● **AUFGABEN**:
**A)** Nenne alle Personen, die der Text über den Megalodon namentlich unter den Studienautoren aufführt.
**B)** Führe den Text über den Megalodon im Anschluss an seinen letzten Satz weiter.

● **AUSGEWÄHLTER TEXT**:
====
Bekannt wurde Megalodon unter anderem durch die Science-Fiction-Filme "Meg" und "Meg 2: Die Tiefe", in denen die Riesenhaie aus den Tiefen der Ozeane hervorschwimmen. Vom echten Megalodon (Otodus megalodon), der nach Angaben der University of California vor 3,6 Millionen Jahren ausgestorben ist, sind bisher vor allem riesige Zähne - die auch in der Umgebung Wiens zahlreich gefunden wurden und im Naturhistorischen Museum (NHM) Wien zu sehen sind - sowie einige Wirbel entdeckt worden. Den Studienautoren zufolge, zu denen auch Patrick Jambura, Julia Türtscher und Jürgen Kriwet vom Institut für Paläontologie der Universität Wien sowie Iris Feichtinger vom NHM zählen, ist nicht einmal eine komplette Wirbelsäule eines Megalodon bekannt.
====
● **GEZEIGTE ZEILEN**:
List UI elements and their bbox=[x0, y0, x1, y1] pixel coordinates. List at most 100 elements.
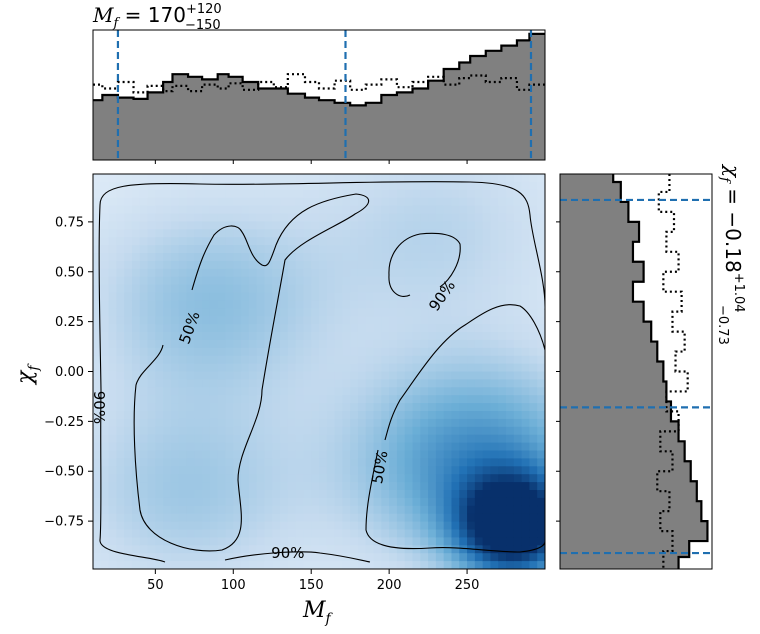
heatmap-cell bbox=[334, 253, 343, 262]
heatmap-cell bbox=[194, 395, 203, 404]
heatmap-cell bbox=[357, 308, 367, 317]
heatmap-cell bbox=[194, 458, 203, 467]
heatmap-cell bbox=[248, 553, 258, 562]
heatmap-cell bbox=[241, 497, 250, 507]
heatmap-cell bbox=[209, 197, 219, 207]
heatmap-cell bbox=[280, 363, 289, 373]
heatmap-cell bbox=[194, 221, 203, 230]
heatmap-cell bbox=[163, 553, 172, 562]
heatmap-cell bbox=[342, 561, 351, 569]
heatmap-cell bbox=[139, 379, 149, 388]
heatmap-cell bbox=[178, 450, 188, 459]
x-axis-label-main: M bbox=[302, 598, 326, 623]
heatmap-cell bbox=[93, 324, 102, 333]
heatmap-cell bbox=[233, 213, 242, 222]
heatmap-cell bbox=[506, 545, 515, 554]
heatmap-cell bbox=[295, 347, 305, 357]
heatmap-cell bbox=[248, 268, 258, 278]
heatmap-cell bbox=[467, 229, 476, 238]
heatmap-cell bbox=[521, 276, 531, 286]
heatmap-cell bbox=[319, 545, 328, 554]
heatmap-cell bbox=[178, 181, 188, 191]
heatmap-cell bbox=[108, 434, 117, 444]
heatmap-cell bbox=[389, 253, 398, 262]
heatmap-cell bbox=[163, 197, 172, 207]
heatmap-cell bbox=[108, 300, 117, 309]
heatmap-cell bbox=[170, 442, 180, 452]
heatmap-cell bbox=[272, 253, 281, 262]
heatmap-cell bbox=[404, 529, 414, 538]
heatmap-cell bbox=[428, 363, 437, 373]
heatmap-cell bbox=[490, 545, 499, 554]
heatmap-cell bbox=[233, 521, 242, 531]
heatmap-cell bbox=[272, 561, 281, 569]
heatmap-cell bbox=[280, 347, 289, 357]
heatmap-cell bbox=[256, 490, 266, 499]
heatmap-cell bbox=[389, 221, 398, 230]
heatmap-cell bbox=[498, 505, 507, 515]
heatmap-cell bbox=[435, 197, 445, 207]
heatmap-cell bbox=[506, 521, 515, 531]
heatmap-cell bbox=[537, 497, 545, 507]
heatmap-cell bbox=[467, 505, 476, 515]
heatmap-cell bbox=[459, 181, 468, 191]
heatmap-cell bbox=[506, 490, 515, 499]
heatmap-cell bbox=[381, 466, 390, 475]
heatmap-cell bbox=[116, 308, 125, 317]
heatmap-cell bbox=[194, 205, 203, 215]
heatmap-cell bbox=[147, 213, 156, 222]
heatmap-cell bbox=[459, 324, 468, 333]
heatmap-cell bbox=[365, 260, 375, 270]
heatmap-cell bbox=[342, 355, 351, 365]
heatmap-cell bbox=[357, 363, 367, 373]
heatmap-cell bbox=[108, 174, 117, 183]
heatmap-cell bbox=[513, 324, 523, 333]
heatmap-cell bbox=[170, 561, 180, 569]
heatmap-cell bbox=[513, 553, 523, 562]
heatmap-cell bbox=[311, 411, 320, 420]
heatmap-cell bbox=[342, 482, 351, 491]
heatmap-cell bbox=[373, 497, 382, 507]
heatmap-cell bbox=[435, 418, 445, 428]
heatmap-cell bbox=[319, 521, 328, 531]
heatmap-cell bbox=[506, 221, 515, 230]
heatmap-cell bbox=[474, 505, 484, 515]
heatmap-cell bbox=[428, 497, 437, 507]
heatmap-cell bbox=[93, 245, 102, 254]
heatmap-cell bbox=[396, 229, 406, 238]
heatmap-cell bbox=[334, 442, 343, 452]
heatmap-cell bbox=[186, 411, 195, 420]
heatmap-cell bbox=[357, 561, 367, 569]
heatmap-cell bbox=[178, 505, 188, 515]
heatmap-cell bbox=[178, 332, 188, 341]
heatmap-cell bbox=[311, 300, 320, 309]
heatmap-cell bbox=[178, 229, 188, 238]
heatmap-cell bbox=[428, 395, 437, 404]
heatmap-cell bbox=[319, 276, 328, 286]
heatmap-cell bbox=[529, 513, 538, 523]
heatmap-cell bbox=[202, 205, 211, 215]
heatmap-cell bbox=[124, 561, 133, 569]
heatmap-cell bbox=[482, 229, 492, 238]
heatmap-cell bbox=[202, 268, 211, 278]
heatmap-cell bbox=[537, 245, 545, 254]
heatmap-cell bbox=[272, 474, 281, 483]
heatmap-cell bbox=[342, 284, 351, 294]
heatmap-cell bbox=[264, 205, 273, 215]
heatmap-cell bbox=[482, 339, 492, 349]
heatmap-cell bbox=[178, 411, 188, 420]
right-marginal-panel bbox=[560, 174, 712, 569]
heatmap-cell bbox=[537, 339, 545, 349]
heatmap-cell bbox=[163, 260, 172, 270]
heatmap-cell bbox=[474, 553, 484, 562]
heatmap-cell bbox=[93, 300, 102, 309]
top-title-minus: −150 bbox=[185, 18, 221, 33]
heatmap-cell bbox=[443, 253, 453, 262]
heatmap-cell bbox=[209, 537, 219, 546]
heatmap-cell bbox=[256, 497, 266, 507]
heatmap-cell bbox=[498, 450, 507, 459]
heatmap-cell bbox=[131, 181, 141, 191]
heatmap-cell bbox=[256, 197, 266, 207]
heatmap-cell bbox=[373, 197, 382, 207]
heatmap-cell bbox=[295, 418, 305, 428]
====
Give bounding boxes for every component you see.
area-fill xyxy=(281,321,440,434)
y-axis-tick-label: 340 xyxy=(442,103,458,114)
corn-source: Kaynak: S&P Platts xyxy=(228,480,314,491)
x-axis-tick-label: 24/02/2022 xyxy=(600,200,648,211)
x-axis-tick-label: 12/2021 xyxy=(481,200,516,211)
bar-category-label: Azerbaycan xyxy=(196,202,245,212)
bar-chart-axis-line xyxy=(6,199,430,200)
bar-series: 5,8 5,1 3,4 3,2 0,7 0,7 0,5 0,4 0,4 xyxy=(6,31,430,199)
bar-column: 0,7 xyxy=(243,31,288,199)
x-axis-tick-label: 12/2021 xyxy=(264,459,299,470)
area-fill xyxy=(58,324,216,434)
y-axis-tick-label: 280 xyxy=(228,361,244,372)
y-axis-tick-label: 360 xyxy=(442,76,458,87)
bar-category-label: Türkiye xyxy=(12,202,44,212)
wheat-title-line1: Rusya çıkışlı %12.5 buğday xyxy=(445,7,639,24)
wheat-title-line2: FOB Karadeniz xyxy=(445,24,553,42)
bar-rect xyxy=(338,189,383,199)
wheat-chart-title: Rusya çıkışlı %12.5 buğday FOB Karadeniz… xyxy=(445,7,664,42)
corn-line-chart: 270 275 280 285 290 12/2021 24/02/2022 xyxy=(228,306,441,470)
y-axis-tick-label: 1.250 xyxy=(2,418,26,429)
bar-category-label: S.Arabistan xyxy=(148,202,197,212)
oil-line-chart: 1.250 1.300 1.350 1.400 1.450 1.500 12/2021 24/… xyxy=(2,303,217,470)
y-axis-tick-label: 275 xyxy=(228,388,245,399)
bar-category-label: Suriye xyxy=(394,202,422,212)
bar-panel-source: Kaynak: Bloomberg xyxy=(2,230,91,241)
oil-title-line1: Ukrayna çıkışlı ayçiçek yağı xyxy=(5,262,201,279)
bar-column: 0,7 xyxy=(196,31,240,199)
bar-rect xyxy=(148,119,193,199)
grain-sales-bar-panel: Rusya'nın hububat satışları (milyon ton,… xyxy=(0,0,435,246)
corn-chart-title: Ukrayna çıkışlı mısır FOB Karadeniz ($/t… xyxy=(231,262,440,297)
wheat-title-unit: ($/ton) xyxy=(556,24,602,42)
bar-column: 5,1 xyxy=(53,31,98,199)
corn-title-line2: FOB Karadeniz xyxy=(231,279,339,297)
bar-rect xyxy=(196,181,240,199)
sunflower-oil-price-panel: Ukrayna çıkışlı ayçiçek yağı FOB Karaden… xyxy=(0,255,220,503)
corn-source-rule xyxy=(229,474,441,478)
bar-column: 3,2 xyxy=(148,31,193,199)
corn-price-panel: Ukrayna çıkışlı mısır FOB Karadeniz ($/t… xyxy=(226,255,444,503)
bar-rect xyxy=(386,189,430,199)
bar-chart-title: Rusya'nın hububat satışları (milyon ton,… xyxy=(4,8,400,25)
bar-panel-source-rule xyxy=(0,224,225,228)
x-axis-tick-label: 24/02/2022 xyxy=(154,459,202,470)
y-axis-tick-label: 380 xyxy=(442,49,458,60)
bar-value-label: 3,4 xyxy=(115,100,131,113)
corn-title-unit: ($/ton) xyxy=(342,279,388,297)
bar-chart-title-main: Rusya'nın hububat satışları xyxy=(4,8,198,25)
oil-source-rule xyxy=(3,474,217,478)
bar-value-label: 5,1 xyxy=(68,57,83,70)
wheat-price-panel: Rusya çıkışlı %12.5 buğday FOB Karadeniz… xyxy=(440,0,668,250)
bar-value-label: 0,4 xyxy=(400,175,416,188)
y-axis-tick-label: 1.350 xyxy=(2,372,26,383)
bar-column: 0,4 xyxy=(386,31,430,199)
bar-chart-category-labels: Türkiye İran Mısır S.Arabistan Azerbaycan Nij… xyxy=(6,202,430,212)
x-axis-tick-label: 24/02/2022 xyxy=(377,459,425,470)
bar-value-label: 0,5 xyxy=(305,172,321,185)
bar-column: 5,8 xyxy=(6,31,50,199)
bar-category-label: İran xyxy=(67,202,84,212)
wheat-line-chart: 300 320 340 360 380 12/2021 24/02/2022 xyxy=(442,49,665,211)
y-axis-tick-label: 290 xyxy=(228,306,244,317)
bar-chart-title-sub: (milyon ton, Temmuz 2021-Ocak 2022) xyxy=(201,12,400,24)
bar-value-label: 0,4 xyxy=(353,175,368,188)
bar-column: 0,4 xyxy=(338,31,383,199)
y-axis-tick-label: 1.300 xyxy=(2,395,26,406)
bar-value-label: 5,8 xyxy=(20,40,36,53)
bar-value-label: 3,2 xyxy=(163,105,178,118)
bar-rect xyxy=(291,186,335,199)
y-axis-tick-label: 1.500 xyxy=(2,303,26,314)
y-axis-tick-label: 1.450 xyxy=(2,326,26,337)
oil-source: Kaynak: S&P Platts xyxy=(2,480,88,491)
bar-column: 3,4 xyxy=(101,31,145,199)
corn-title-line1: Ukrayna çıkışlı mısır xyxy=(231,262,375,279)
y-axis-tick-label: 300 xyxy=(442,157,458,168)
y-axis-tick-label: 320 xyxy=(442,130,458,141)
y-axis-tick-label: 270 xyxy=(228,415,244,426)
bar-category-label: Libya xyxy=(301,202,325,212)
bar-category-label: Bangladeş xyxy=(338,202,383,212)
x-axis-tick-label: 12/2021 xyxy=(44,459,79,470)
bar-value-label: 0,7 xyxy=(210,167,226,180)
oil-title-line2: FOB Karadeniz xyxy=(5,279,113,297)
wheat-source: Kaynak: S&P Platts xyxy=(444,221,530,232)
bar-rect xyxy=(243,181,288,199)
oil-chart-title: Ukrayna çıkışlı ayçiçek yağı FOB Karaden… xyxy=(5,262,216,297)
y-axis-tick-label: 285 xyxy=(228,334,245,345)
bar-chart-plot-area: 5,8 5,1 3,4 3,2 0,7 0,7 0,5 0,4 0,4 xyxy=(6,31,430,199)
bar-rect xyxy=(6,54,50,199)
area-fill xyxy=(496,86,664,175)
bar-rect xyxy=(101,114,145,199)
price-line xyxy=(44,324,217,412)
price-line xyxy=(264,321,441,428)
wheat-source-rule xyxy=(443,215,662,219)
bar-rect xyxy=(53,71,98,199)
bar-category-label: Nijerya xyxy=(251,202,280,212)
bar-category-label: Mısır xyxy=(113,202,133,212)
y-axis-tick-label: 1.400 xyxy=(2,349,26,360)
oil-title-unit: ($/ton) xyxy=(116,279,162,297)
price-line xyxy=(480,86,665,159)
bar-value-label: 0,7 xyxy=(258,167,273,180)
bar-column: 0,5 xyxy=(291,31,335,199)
====
● **LÖSUNGEN**:
**A)** Patrick Jambura, Julia Türtscher, Jürgen Kriwet, Iris Feichtinger

**B)**
Informationen "einer unvollständigen Wirbelsäule ohne weitere Skelettelemente wie den Schädel" und ein "Vergleich mit einem CT-Scan eines jungen Weißen Hais", um auf die Körperform von Megalodon zu schließen, seien "sehr fehleranfällig", so Kriwet. Bisher sei er auf eine Länge von maximal 15 bis 20 Metern geschätzt worden, berichtet das Team um Sternes. Wahrscheinlich sei seine Länge damit aber unterschätzt - eine konkrete neue Angabe machen die Forscher dabei allerdings nicht.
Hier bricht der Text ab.